__TO BE DONE__: Identify the lines holding "шара" and copy them.

__EXTRACTED MATERIAL__:
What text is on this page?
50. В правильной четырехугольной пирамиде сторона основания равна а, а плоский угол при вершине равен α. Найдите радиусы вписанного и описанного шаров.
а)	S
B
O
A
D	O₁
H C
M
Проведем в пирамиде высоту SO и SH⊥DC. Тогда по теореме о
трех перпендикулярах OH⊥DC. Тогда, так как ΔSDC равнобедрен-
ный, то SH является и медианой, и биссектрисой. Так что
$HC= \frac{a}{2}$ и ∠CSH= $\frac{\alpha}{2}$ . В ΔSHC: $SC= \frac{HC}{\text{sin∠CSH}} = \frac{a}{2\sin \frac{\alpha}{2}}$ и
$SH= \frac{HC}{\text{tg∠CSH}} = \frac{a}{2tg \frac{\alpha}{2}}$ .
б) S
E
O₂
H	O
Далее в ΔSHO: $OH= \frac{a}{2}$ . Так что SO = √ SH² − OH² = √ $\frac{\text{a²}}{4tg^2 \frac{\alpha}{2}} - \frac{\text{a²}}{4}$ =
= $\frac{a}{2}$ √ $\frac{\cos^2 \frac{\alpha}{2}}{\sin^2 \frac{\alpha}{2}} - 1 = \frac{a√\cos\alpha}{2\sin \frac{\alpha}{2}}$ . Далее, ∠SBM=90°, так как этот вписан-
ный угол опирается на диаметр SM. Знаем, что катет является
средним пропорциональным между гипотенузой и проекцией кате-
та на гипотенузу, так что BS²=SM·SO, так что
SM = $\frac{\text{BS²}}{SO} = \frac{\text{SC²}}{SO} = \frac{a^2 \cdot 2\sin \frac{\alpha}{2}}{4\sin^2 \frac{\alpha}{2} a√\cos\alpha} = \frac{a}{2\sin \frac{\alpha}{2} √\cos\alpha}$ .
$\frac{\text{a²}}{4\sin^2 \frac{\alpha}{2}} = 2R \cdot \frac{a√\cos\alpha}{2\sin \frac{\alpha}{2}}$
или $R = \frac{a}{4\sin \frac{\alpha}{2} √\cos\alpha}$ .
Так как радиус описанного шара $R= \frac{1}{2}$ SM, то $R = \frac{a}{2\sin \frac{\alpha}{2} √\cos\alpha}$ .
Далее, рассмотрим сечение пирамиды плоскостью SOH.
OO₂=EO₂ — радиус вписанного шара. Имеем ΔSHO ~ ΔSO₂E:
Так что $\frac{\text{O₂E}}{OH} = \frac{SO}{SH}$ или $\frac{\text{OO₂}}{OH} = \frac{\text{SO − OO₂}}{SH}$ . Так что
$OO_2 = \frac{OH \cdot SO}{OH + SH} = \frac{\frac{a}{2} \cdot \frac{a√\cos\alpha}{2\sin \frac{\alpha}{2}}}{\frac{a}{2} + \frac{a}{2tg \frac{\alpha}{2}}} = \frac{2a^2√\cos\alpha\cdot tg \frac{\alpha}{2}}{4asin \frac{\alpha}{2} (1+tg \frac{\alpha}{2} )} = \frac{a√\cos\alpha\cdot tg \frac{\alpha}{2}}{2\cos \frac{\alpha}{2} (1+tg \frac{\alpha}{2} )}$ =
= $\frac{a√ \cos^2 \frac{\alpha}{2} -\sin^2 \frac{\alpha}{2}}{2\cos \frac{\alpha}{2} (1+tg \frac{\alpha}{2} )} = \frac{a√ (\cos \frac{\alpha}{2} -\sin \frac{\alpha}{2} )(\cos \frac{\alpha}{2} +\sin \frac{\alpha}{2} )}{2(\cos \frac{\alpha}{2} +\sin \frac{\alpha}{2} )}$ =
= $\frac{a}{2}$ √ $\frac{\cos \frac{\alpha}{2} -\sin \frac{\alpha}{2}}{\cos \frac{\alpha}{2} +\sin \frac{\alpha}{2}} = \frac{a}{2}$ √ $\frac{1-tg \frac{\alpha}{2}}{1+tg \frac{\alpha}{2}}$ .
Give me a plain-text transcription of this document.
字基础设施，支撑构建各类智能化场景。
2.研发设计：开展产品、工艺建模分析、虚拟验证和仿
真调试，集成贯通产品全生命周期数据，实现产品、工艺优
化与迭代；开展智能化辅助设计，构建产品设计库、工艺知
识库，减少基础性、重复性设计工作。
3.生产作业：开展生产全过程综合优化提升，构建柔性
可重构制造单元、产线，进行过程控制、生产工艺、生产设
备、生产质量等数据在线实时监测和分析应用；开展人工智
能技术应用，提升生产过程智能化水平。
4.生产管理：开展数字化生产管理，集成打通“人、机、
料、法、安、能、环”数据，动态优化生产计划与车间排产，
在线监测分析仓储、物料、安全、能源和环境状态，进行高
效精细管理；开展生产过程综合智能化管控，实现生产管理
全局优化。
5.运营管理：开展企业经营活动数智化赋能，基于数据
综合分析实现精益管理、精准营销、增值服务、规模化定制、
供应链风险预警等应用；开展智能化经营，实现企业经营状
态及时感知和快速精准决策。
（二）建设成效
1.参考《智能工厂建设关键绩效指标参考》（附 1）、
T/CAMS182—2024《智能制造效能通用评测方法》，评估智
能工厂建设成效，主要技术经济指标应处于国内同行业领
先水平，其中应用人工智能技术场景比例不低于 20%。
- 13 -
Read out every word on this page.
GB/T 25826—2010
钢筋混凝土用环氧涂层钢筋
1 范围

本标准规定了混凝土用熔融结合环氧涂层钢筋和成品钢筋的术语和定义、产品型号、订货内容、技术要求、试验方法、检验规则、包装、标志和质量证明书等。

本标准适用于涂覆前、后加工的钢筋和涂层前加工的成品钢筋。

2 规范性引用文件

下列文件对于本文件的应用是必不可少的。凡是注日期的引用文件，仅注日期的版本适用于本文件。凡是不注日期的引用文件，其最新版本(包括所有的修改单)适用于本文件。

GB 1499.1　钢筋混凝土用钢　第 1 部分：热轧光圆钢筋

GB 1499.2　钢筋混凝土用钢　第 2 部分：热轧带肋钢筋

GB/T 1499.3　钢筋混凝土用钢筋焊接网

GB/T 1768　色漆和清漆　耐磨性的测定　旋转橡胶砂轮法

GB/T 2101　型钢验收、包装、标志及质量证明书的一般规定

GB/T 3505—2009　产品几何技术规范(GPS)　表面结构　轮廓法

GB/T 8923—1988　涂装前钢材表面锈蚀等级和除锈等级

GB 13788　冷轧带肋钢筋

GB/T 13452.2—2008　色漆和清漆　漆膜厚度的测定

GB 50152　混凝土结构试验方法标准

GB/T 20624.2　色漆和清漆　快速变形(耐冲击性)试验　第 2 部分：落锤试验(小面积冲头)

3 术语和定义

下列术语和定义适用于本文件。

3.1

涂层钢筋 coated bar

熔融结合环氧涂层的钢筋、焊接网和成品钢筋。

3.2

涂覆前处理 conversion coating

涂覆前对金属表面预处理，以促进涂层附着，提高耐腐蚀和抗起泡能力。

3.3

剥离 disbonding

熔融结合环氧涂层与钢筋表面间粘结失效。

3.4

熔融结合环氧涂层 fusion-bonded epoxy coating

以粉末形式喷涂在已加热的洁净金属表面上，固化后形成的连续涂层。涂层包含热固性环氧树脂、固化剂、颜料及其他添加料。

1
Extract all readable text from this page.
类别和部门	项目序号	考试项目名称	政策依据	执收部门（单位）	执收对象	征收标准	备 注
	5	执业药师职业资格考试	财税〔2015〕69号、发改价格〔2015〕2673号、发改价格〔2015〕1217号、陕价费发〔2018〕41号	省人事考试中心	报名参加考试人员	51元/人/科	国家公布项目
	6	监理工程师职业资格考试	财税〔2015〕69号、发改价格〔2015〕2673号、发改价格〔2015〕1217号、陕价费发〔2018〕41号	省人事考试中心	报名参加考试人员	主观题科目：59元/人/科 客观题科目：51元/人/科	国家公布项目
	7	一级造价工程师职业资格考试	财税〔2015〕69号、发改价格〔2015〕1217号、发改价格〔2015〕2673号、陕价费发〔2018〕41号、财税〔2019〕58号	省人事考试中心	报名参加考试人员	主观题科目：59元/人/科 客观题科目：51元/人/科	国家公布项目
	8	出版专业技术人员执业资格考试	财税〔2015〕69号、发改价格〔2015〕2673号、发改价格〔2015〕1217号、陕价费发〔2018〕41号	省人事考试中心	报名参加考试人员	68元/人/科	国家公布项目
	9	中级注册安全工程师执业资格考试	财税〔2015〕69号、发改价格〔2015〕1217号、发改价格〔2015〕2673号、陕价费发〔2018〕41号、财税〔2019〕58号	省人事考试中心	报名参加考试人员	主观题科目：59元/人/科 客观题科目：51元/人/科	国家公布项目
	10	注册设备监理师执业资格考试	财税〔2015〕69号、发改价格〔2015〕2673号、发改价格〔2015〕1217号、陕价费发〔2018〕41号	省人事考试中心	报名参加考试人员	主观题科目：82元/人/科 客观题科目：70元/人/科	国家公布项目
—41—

__ANSWER IN FULL__:
Так как радиус описанного шара $R= \frac{1}{2}$ SM, то $R = \frac{a}{2\sin \frac{\alpha}{2} √\cos\alpha}$ .
OO₂=EO₂ — радиус вписанного шара. Имеем ΔSHO ~ ΔSO₂E:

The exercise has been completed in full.